● Given instruction: In the data below, find every line with the string "settings" and pull it out.

— Begin —

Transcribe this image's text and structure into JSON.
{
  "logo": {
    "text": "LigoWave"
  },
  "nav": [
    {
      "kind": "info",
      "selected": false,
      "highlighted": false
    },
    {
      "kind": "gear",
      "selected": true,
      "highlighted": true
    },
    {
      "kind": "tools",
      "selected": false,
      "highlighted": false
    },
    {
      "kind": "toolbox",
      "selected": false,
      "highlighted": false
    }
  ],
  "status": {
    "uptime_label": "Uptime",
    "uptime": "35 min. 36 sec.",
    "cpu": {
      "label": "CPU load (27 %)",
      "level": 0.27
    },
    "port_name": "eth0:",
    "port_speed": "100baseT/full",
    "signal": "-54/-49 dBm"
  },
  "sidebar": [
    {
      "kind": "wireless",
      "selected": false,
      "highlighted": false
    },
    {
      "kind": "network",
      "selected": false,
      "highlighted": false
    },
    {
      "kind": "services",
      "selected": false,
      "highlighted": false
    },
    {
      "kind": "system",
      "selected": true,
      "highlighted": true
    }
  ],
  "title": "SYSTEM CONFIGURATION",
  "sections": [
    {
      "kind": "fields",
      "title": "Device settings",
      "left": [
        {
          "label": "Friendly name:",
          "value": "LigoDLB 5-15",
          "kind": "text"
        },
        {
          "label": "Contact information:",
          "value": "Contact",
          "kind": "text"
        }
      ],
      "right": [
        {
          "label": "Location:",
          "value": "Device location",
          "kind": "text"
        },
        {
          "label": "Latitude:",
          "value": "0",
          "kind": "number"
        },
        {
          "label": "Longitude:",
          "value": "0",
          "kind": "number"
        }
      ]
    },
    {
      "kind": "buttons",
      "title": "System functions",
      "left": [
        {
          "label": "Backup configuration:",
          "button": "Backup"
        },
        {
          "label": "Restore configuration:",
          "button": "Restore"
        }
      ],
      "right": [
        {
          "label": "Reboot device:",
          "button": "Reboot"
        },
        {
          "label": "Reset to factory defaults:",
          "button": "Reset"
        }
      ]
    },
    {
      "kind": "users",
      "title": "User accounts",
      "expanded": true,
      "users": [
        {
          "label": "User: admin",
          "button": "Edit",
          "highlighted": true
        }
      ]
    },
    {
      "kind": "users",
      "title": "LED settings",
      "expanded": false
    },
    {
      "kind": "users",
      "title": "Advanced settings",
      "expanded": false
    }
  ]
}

— End —

● Exercise solution:
      "title": "Device settings",
      "title": "LED settings",
      "title": "Advanced settings",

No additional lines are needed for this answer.